Extracted data entries:
----------------------------------------
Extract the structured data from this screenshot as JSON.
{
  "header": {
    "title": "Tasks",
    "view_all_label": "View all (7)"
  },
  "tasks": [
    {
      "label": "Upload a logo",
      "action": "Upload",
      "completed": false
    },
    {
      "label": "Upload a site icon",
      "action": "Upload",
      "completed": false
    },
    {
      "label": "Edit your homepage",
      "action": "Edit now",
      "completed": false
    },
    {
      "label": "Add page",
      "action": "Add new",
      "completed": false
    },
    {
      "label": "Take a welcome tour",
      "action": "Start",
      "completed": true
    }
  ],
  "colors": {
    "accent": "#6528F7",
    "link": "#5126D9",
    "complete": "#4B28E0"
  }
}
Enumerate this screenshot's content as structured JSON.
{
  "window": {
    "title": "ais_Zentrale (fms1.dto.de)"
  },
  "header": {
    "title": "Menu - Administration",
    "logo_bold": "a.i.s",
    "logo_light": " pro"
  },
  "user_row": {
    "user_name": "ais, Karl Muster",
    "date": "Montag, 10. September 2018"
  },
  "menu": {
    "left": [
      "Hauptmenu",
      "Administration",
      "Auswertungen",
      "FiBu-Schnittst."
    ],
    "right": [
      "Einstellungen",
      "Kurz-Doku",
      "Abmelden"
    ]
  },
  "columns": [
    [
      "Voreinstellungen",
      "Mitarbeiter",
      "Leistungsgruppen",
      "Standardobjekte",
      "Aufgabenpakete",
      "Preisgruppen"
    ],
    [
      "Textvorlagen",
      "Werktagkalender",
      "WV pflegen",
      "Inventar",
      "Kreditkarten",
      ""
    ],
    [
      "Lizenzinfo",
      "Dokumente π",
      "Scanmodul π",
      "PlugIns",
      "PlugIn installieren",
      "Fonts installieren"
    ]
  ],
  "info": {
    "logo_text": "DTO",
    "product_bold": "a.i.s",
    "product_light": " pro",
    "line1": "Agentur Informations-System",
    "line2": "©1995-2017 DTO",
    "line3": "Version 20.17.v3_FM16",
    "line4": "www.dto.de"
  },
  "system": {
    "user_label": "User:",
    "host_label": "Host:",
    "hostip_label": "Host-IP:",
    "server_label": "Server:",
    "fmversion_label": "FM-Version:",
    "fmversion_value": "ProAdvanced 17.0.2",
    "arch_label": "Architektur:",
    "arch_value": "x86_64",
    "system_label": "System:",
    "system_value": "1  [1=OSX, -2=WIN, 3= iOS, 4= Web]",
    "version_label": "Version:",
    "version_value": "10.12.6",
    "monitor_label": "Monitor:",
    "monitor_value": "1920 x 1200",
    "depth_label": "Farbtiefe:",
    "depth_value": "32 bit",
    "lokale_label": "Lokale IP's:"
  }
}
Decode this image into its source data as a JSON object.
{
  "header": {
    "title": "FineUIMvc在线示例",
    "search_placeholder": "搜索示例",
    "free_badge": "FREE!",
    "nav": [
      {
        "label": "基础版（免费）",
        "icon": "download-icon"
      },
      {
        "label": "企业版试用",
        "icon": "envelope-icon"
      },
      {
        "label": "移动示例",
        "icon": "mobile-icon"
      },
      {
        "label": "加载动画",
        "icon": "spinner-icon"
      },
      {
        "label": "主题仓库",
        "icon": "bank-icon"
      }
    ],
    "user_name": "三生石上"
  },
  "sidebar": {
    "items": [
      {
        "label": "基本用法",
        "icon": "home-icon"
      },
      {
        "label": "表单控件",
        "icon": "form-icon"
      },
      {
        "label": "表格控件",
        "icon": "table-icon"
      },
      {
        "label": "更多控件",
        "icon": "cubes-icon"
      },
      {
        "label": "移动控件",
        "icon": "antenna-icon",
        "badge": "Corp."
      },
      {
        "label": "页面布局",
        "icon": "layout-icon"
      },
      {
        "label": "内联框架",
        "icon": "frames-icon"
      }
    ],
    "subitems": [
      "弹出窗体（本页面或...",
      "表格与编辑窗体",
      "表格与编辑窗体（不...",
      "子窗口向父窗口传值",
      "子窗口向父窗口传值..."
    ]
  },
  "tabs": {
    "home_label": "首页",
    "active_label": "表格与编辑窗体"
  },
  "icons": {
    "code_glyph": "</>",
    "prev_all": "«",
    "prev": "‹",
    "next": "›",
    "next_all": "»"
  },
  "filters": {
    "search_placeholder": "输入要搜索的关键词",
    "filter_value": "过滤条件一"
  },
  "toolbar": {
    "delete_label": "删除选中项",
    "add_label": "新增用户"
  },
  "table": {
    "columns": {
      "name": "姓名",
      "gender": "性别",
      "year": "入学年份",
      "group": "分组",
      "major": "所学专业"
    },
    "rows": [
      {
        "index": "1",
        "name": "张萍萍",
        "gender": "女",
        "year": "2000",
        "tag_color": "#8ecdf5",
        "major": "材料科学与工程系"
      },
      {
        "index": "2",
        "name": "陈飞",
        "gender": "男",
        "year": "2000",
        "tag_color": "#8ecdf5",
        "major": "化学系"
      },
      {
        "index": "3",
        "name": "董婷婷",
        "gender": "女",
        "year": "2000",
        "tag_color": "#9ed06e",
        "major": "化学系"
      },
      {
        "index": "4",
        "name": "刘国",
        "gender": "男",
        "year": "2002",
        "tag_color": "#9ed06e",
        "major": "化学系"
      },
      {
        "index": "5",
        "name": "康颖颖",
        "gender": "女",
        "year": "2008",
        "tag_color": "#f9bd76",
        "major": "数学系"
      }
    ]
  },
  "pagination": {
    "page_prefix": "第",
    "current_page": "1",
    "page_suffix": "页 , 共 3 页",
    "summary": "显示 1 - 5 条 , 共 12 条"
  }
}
----------------------------------------
REQUIREMENT: Copy out each record from above, exactly.

THE COMPLETED TASK:
Extract the structured data from this screenshot as JSON.
{
  "header": {
    "title": "Tasks",
    "view_all_label": "View all (7)"
  },
  "tasks": [
    {
      "label": "Upload a logo",
      "action": "Upload",
      "completed": false
    },
    {
      "label": "Upload a site icon",
      "action": "Upload",
      "completed": false
    },
    {
      "label": "Edit your homepage",
      "action": "Edit now",
      "completed": false
    },
    {
      "label": "Add page",
      "action": "Add new",
      "completed": false
    },
    {
      "label": "Take a welcome tour",
      "action": "Start",
      "completed": true
    }
  ],
  "colors": {
    "accent": "#6528F7",
    "link": "#5126D9",
    "complete": "#4B28E0"
  }
}
Enumerate this screenshot's content as structured JSON.
{
  "window": {
    "title": "ais_Zentrale (fms1.dto.de)"
  },
  "header": {
    "title": "Menu - Administration",
    "logo_bold": "a.i.s",
    "logo_light": " pro"
  },
  "user_row": {
    "user_name": "ais, Karl Muster",
    "date": "Montag, 10. September 2018"
  },
  "menu": {
    "left": [
      "Hauptmenu",
      "Administration",
      "Auswertungen",
      "FiBu-Schnittst."
    ],
    "right": [
      "Einstellungen",
      "Kurz-Doku",
      "Abmelden"
    ]
  },
  "columns": [
    [
      "Voreinstellungen",
      "Mitarbeiter",
      "Leistungsgruppen",
      "Standardobjekte",
      "Aufgabenpakete",
      "Preisgruppen"
    ],
    [
      "Textvorlagen",
      "Werktagkalender",
      "WV pflegen",
      "Inventar",
      "Kreditkarten",
      ""
    ],
    [
      "Lizenzinfo",
      "Dokumente π",
      "Scanmodul π",
      "PlugIns",
      "PlugIn installieren",
      "Fonts installieren"
    ]
  ],
  "info": {
    "logo_text": "DTO",
    "product_bold": "a.i.s",
    "product_light": " pro",
    "line1": "Agentur Informations-System",
    "line2": "©1995-2017 DTO",
    "line3": "Version 20.17.v3_FM16",
    "line4": "www.dto.de"
  },
  "system": {
    "user_label": "User:",
    "host_label": "Host:",
    "hostip_label": "Host-IP:",
    "server_label": "Server:",
    "fmversion_label": "FM-Version:",
    "fmversion_value": "ProAdvanced 17.0.2",
    "arch_label": "Architektur:",
    "arch_value": "x86_64",
    "system_label": "System:",
    "system_value": "1  [1=OSX, -2=WIN, 3= iOS, 4= Web]",
    "version_label": "Version:",
    "version_value": "10.12.6",
    "monitor_label": "Monitor:",
    "monitor_value": "1920 x 1200",
    "depth_label": "Farbtiefe:",
    "depth_value": "32 bit",
    "lokale_label": "Lokale IP's:"
  }
}
Decode this image into its source data as a JSON object.
{
  "header": {
    "title": "FineUIMvc在线示例",
    "search_placeholder": "搜索示例",
    "free_badge": "FREE!",
    "nav": [
      {
        "label": "基础版（免费）",
        "icon": "download-icon"
      },
      {
        "label": "企业版试用",
        "icon": "envelope-icon"
      },
      {
        "label": "移动示例",
        "icon": "mobile-icon"
      },
      {
        "label": "加载动画",
        "icon": "spinner-icon"
      },
      {
        "label": "主题仓库",
        "icon": "bank-icon"
      }
    ],
    "user_name": "三生石上"
  },
  "sidebar": {
    "items": [
      {
        "label": "基本用法",
        "icon": "home-icon"
      },
      {
        "label": "表单控件",
        "icon": "form-icon"
      },
      {
        "label": "表格控件",
        "icon": "table-icon"
      },
      {
        "label": "更多控件",
        "icon": "cubes-icon"
      },
      {
        "label": "移动控件",
        "icon": "antenna-icon",
        "badge": "Corp."
      },
      {
        "label": "页面布局",
        "icon": "layout-icon"
      },
      {
        "label": "内联框架",
        "icon": "frames-icon"
      }
    ],
    "subitems": [
      "弹出窗体（本页面或...",
      "表格与编辑窗体",
      "表格与编辑窗体（不...",
      "子窗口向父窗口传值",
      "子窗口向父窗口传值..."
    ]
  },
  "tabs": {
    "home_label": "首页",
    "active_label": "表格与编辑窗体"
  },
  "icons": {
    "code_glyph": "</>",
    "prev_all": "«",
    "prev": "‹",
    "next": "›",
    "next_all": "»"
  },
  "filters": {
    "search_placeholder": "输入要搜索的关键词",
    "filter_value": "过滤条件一"
  },
  "toolbar": {
    "delete_label": "删除选中项",
    "add_label": "新增用户"
  },
  "table": {
    "columns": {
      "name": "姓名",
      "gender": "性别",
      "year": "入学年份",
      "group": "分组",
      "major": "所学专业"
    },
    "rows": [
      {
        "index": "1",
        "name": "张萍萍",
        "gender": "女",
        "year": "2000",
        "tag_color": "#8ecdf5",
        "major": "材料科学与工程系"
      },
      {
        "index": "2",
        "name": "陈飞",
        "gender": "男",
        "year": "2000",
        "tag_color": "#8ecdf5",
        "major": "化学系"
      },
      {
        "index": "3",
        "name": "董婷婷",
        "gender": "女",
        "year": "2000",
        "tag_color": "#9ed06e",
        "major": "化学系"
      },
      {
        "index": "4",
        "name": "刘国",
        "gender": "男",
        "year": "2002",
        "tag_color": "#9ed06e",
        "major": "化学系"
      },
      {
        "index": "5",
        "name": "康颖颖",
        "gender": "女",
        "year": "2008",
        "tag_color": "#f9bd76",
        "major": "数学系"
      }
    ]
  },
  "pagination": {
    "page_prefix": "第",
    "current_page": "1",
    "page_suffix": "页 , 共 3 页",
    "summary": "显示 1 - 5 条 , 共 12 条"
  }
}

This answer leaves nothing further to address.